## Exercise
Print all the entries verbatim.

[Stored records]
•••••

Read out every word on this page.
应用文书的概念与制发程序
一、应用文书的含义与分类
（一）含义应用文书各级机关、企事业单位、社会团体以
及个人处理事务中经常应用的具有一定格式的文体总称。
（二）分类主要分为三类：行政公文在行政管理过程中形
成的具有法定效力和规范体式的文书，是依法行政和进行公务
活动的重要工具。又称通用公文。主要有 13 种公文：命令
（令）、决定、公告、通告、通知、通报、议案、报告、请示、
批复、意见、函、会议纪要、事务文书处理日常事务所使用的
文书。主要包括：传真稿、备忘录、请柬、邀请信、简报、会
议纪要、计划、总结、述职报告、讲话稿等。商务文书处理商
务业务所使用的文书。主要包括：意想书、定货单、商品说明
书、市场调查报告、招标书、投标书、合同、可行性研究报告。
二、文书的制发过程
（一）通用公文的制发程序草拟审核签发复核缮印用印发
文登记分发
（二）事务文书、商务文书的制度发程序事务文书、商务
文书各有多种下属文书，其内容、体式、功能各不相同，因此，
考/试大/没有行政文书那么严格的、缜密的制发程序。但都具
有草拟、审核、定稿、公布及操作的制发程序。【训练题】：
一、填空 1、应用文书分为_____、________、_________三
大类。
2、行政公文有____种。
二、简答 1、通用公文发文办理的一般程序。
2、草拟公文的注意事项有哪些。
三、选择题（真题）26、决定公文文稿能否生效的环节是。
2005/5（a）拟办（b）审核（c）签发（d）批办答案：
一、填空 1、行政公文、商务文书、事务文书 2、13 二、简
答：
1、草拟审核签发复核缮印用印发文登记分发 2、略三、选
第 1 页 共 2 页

•••••

## Final result
Read out every word on this page.
应用文书的概念与制发程序
一、应用文书的含义与分类
（一）含义应用文书各级机关、企事业单位、社会团体以
及个人处理事务中经常应用的具有一定格式的文体总称。
（二）分类主要分为三类：行政公文在行政管理过程中形
成的具有法定效力和规范体式的文书，是依法行政和进行公务
活动的重要工具。又称通用公文。主要有 13 种公文：命令
（令）、决定、公告、通告、通知、通报、议案、报告、请示、
批复、意见、函、会议纪要、事务文书处理日常事务所使用的
文书。主要包括：传真稿、备忘录、请柬、邀请信、简报、会
议纪要、计划、总结、述职报告、讲话稿等。商务文书处理商
务业务所使用的文书。主要包括：意想书、定货单、商品说明
书、市场调查报告、招标书、投标书、合同、可行性研究报告。
二、文书的制发过程
（一）通用公文的制发程序草拟审核签发复核缮印用印发
文登记分发
（二）事务文书、商务文书的制度发程序事务文书、商务
文书各有多种下属文书，其内容、体式、功能各不相同，因此，
考/试大/没有行政文书那么严格的、缜密的制发程序。但都具
有草拟、审核、定稿、公布及操作的制发程序。【训练题】：
一、填空 1、应用文书分为_____、________、_________三
大类。
2、行政公文有____种。
二、简答 1、通用公文发文办理的一般程序。
2、草拟公文的注意事项有哪些。
三、选择题（真题）26、决定公文文稿能否生效的环节是。
2005/5（a）拟办（b）审核（c）签发（d）批办答案：
一、填空 1、行政公文、商务文书、事务文书 2、13 二、简
答：
1、草拟审核签发复核缮印用印发文登记分发 2、略三、选
第 1 页 共 2 页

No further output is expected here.